Rust 侧从 6 个锁字段收敛到 1 把 Mutex<EngineState>,所有方法释放 GIL,Mutex 只在短临界区持有。
基类只多两个空 hook,不含任何 Pega 状态,纯 NIXL 路径不受影响。
Finding 2: finish_handshake_inner 失败时 connecting 状态泄漏
问题
rdma_v1.rs:414 finish_handshake_inner 先从 pending_handshakes remove 取出 local metadata,再调 complete_handshake:
// rdma_v1.rs:414-430
fn finish_handshake_inner(&self, remote_addr: &str, remote_metadata: &[u8]) -> PyResult<()> {
let remote = HandshakeMetadata::from_bytes(remote_metadata)?;
let local = self
.pending_handshakes
.lock()...remove(remote_addr) // ← 先 remove
.ok_or_else(...)?;
self.engine
.complete_handshake(remote_addr, &local, &remote)

所给数据:

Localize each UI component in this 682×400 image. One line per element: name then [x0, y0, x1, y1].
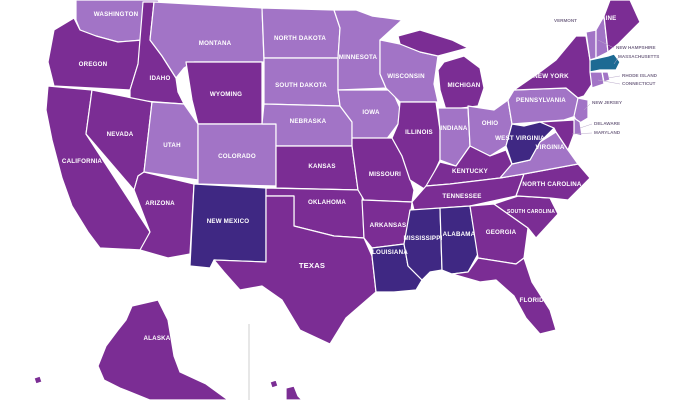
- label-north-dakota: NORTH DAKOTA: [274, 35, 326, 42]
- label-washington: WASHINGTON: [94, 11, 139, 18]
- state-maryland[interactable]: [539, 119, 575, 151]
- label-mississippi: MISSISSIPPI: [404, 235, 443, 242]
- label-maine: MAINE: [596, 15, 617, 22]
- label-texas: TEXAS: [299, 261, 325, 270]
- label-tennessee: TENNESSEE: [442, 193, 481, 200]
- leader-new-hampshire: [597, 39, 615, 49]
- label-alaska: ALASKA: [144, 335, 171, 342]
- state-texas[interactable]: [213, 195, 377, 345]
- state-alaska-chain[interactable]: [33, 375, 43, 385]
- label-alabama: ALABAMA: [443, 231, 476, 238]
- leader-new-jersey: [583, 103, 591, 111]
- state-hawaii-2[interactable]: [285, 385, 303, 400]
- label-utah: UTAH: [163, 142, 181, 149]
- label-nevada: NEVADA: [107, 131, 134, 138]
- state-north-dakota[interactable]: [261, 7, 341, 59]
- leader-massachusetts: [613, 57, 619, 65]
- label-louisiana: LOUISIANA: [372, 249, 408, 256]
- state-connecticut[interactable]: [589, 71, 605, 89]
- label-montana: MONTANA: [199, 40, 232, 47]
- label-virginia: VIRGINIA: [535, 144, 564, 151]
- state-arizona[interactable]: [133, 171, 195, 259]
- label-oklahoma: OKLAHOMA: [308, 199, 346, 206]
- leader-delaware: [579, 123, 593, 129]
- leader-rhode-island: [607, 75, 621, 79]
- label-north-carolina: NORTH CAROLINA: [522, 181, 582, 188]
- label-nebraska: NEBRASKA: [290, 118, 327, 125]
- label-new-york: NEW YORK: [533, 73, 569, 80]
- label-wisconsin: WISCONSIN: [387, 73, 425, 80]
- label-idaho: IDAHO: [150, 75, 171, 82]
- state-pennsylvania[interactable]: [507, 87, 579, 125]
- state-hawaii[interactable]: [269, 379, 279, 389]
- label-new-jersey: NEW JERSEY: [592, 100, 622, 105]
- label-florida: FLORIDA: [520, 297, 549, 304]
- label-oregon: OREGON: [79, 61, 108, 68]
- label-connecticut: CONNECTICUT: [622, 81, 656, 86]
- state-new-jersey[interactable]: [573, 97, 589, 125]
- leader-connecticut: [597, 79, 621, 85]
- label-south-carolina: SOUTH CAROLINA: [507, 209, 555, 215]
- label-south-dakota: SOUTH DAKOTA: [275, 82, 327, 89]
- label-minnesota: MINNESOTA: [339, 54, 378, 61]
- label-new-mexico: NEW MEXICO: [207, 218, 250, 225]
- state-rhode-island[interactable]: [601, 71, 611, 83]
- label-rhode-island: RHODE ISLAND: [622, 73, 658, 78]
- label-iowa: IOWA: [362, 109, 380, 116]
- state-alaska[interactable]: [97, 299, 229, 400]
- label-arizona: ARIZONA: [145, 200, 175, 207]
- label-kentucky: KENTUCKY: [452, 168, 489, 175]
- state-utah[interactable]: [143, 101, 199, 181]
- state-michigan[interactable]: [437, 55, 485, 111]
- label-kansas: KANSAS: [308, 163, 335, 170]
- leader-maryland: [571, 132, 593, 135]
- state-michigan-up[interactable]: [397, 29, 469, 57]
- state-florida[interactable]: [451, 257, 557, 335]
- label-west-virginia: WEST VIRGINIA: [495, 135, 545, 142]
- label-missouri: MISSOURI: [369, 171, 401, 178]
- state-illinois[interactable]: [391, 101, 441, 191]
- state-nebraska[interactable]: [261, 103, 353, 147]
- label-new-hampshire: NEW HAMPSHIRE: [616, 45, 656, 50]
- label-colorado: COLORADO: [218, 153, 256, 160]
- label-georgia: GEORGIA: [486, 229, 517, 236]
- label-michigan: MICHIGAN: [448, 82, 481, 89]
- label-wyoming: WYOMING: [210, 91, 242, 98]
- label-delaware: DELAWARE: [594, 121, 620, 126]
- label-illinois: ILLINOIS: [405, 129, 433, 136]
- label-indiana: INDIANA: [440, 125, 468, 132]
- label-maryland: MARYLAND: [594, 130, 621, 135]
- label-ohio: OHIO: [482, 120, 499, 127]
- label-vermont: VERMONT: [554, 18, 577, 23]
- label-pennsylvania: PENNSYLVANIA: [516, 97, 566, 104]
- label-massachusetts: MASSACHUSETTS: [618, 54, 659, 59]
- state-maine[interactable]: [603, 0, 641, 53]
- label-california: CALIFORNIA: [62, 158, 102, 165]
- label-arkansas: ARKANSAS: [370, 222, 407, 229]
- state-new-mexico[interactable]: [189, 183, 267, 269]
---
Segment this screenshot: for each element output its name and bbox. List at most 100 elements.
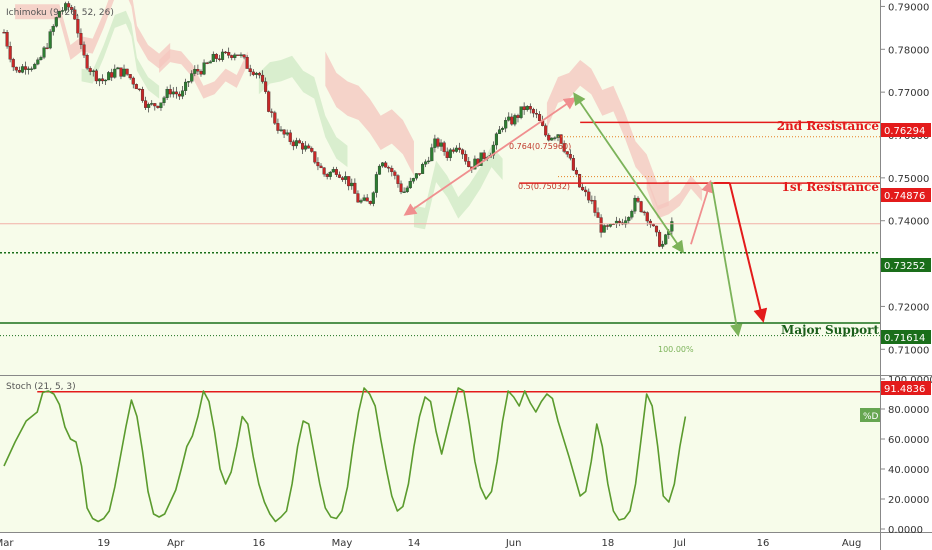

待办任务:
[A] 把文段中“基类只多两个空 hook,不含任何 Pega 状态,纯 NIXL 路径不受影响。”这句话译成英文。
[B] 在记录里，从含有“Localize each UI”的那一行起，到含有“- leader-new-hampshire: [597, 39, 615, 49]”的那一行止，将“label-maine”改成“label-me”，其余一律不动，只重写这几行，图片不要写进去。
这些记录与文段毫无关联。

逐项答案:
[A] The base class adds only two empty hooks and contains no Pega state; the pure NIXL path is not affected.

[B]
Localize each UI component in this 682×400 image. One line per element: name then [x0, y0, x1, y1].
- label-north-dakota: NORTH DAKOTA: [274, 35, 326, 42]
- label-washington: WASHINGTON: [94, 11, 139, 18]
- state-maryland[interactable]: [539, 119, 575, 151]
- label-mississippi: MISSISSIPPI: [404, 235, 443, 242]
- label-me: MAINE: [596, 15, 617, 22]
- label-texas: TEXAS: [299, 261, 325, 270]
- label-tennessee: TENNESSEE: [442, 193, 481, 200]
- leader-new-hampshire: [597, 39, 615, 49]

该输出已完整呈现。